Short task
Go through the material below and copy each line where the word "this" appears.
┏━━
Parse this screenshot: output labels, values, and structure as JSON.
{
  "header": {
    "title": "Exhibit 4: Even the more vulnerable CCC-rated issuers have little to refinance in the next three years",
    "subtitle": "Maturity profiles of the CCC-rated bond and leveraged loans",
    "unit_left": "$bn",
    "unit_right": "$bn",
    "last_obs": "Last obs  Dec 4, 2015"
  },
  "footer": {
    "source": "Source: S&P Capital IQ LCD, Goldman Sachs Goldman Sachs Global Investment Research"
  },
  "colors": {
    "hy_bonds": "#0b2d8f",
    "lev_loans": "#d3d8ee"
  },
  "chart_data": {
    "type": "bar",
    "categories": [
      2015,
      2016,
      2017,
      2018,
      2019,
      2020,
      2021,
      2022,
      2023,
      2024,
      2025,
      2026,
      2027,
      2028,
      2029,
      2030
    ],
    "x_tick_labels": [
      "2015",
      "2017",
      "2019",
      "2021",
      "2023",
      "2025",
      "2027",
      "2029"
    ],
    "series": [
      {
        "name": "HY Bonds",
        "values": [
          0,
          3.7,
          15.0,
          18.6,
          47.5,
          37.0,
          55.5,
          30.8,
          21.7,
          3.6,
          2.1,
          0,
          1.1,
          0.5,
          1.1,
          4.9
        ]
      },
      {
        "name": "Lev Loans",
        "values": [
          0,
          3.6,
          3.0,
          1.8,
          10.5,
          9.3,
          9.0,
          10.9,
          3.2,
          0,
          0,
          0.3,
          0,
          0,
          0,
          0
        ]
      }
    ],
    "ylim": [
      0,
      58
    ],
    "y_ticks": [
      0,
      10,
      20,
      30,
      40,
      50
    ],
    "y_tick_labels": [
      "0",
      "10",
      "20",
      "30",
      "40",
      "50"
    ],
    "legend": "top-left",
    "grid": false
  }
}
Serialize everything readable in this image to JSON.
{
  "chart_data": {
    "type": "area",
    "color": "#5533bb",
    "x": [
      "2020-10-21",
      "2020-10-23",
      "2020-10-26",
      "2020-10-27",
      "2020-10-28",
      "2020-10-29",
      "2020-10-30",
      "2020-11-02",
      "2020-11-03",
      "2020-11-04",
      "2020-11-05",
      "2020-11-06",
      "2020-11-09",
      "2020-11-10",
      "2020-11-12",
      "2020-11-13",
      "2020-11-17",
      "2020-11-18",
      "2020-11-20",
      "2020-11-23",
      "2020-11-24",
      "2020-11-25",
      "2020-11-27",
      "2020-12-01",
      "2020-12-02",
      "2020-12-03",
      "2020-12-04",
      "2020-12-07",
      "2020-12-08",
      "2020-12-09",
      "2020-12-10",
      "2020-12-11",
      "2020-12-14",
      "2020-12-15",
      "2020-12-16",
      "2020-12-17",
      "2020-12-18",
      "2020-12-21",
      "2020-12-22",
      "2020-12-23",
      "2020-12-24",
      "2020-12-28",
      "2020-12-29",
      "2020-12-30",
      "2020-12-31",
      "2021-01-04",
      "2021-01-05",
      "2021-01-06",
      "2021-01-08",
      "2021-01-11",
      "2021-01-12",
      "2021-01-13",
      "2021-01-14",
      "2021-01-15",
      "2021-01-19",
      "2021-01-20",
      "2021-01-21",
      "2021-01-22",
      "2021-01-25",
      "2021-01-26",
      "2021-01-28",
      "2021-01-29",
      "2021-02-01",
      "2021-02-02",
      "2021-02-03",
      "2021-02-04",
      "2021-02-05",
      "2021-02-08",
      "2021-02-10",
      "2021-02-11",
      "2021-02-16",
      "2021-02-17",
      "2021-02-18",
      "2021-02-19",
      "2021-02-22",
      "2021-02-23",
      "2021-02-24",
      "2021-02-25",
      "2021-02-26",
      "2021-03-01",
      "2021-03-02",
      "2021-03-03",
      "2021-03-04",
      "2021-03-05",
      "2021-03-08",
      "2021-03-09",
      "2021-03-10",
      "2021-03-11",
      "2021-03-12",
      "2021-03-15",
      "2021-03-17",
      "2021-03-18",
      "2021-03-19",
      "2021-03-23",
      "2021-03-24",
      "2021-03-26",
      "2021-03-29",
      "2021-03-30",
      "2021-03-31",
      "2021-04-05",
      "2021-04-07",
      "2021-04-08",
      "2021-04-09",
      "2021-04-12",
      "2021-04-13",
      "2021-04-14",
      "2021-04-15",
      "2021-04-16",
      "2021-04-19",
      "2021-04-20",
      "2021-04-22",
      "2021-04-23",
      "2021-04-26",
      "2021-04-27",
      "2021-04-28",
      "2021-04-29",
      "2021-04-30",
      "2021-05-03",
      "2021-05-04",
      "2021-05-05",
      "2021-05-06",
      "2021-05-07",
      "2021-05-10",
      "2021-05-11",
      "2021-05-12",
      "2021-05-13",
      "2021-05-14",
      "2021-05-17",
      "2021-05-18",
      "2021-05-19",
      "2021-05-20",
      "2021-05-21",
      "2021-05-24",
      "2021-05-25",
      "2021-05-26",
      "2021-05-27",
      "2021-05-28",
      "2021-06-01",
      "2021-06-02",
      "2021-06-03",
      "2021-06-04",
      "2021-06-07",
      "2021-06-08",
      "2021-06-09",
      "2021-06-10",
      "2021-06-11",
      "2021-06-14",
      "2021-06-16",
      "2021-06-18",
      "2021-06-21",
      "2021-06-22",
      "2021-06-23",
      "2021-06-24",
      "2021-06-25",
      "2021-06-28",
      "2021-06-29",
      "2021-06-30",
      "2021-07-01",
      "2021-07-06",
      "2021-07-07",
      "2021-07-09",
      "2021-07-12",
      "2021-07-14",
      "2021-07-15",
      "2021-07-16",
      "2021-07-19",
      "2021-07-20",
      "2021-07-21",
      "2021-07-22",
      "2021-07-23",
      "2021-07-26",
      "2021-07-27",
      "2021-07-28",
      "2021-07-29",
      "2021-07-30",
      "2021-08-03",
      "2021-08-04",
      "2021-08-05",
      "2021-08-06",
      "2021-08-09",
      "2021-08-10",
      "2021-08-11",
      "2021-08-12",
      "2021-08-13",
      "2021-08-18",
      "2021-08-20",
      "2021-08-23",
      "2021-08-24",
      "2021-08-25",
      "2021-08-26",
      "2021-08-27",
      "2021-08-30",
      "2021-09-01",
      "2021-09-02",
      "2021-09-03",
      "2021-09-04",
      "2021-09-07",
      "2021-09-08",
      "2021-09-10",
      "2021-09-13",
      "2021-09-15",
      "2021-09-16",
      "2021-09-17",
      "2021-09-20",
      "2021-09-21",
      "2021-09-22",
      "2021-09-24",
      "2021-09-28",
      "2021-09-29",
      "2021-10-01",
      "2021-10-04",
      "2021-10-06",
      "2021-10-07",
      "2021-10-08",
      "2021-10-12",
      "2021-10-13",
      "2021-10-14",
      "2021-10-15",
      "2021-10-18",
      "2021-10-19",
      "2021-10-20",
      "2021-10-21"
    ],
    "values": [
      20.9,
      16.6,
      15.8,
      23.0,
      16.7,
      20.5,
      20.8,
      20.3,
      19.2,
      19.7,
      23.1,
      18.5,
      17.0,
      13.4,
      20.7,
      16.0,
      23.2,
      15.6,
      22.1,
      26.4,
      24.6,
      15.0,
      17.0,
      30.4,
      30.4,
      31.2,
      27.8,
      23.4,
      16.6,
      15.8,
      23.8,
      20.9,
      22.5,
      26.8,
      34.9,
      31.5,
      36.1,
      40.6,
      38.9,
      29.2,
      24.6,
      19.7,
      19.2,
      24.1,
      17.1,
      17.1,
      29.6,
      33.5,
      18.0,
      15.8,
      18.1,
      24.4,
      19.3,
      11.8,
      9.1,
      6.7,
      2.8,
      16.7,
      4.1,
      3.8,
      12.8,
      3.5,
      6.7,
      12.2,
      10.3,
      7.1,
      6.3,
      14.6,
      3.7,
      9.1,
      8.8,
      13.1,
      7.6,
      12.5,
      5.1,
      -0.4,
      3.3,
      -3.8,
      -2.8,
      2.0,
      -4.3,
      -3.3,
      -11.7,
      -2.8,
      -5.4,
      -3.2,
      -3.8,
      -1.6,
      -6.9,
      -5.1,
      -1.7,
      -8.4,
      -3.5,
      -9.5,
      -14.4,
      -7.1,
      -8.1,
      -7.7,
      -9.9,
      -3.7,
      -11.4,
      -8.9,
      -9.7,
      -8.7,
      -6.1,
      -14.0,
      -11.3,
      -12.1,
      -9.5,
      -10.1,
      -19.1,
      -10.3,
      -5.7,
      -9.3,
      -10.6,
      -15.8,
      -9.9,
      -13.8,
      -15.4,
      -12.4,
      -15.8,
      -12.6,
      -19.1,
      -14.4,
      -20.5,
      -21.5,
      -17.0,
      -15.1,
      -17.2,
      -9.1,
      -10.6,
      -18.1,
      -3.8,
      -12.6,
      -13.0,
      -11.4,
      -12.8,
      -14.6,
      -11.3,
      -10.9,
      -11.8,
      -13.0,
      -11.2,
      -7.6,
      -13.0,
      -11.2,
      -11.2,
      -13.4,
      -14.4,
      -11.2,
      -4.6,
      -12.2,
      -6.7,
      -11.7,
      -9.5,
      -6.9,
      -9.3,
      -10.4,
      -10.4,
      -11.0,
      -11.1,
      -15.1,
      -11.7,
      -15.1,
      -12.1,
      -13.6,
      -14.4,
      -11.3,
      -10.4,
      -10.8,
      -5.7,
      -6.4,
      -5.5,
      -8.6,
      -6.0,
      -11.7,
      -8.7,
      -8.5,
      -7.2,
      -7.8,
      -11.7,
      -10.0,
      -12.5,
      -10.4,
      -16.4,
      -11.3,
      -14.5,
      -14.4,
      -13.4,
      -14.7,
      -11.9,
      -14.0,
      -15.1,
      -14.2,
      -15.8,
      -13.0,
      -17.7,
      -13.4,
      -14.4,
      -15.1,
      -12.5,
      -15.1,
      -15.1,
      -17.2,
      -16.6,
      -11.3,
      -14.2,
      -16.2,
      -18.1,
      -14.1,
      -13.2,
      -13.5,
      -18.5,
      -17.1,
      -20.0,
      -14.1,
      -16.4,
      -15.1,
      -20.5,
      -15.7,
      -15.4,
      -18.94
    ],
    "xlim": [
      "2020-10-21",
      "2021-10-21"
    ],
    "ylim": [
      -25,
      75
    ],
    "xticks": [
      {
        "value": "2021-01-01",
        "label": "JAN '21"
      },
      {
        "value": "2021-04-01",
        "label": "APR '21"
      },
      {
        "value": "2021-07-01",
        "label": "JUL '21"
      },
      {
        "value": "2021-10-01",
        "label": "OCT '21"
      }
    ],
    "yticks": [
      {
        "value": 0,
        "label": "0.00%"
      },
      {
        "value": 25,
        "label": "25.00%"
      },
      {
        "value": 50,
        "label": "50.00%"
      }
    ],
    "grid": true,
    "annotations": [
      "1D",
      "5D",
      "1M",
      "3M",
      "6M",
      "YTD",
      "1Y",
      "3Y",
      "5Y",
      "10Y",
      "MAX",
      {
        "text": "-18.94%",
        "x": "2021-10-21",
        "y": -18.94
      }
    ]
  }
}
┗━━
Exercise result
Parse this screenshot: output labels, values, and structure as JSON.
Serialize everything readable in this image to JSON.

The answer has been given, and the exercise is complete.